Outcome of the Classification Contest

The Classification Contest of the 2014 Data Fusion Contest, organized by the Image Analysis and Data Fusion (IADF) Technical Committee of the IEEE Geoscience and Remote Sensing Society was opened on February 19, 2014. The submission deadline was March 5, 2014, i.e., participants had two weeks to generate and submit their classification maps by using 1-m resolution thermal hyperspectral and 20-cm resolution color data.

42 teams worldwide participated to the Classification Contest. Ranking was based on the kappa statistics computed, for each submitted classification map, with respect to undisclosed test samples. The top-10 results are summarized below along with short abstracts, which describe the key ideas of the various algorithms and were submitted by the participants together with the corresponding classification maps. The color legend for the classes in the maps is as follows:

unclassified road trees red roof grey roof concrete roof vegetation bare soil

The test samples will be disclosed after the end of the Paper Contest.

Data shown —
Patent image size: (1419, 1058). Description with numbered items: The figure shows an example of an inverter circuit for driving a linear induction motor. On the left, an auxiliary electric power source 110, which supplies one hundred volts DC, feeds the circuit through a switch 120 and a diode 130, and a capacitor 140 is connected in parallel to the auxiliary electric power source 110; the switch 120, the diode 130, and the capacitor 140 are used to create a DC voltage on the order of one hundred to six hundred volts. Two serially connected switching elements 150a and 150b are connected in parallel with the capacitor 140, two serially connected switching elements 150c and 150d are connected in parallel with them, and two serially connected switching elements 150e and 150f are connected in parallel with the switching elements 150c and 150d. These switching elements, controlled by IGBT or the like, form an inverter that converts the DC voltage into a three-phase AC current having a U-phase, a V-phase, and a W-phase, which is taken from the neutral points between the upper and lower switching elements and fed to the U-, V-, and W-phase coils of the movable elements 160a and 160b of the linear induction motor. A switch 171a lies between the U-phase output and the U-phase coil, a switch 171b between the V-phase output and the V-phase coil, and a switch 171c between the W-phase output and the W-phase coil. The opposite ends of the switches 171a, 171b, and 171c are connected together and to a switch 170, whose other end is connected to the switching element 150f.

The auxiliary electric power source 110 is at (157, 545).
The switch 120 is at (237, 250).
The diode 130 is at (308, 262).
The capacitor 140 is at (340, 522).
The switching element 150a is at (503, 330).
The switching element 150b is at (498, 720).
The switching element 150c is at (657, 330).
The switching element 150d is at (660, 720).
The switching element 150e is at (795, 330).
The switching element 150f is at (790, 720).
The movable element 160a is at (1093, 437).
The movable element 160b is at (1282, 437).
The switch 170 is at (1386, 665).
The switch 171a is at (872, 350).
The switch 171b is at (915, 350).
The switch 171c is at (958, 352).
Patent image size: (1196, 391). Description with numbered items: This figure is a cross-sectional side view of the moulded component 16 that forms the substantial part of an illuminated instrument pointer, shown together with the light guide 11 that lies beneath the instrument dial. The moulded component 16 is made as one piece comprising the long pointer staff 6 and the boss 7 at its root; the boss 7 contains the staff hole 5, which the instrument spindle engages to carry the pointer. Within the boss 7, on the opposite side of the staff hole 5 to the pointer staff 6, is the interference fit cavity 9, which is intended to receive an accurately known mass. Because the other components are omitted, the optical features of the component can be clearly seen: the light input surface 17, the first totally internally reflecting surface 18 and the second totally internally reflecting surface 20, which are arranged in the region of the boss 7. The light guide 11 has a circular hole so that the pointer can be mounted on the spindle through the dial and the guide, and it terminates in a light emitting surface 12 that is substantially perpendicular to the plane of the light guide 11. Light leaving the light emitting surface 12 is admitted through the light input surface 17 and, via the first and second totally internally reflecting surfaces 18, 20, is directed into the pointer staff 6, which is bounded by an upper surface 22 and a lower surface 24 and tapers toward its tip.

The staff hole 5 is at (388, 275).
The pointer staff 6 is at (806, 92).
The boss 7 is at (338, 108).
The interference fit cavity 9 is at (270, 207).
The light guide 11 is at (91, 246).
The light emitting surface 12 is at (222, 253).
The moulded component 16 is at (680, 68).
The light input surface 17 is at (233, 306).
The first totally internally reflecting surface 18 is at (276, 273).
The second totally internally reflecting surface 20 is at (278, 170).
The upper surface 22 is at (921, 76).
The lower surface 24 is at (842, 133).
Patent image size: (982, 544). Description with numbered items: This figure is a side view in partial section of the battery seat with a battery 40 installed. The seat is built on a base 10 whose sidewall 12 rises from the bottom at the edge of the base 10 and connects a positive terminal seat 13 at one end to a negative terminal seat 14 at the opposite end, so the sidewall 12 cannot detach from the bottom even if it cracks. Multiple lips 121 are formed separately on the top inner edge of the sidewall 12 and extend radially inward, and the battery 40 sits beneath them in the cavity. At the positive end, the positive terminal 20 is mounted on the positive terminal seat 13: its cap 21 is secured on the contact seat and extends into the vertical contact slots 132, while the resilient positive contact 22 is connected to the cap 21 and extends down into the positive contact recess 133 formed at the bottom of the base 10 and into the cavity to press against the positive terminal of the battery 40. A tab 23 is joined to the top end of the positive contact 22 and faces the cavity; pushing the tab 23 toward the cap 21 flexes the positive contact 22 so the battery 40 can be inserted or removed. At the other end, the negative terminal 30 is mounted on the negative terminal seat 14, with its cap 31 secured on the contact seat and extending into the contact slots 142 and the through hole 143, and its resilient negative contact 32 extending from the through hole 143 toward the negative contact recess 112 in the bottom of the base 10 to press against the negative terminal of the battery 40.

Prompt A —
In the contest text, how many teams took part in the Classification Contest?
Prompt B —
Rewrite the paragraph of the contest text that begins "The Classification Contest of the 2014 Data Fusion Contest" as a short bulleted list, keeping its main facts.
Answer from the contest text alone.

Answer A —
42 teams worldwide took part.

Answer B —
- Part of the 2014 Data Fusion Contest, organized by the IADF Technical Committee of the IEEE Geoscience and Remote Sensing Society
- Opened on February 19, 2014
- Submission deadline: March 5, 2014 (two weeks)
- Task: produce and submit classification maps using 1-m resolution thermal hyperspectral data and 20-cm resolution color data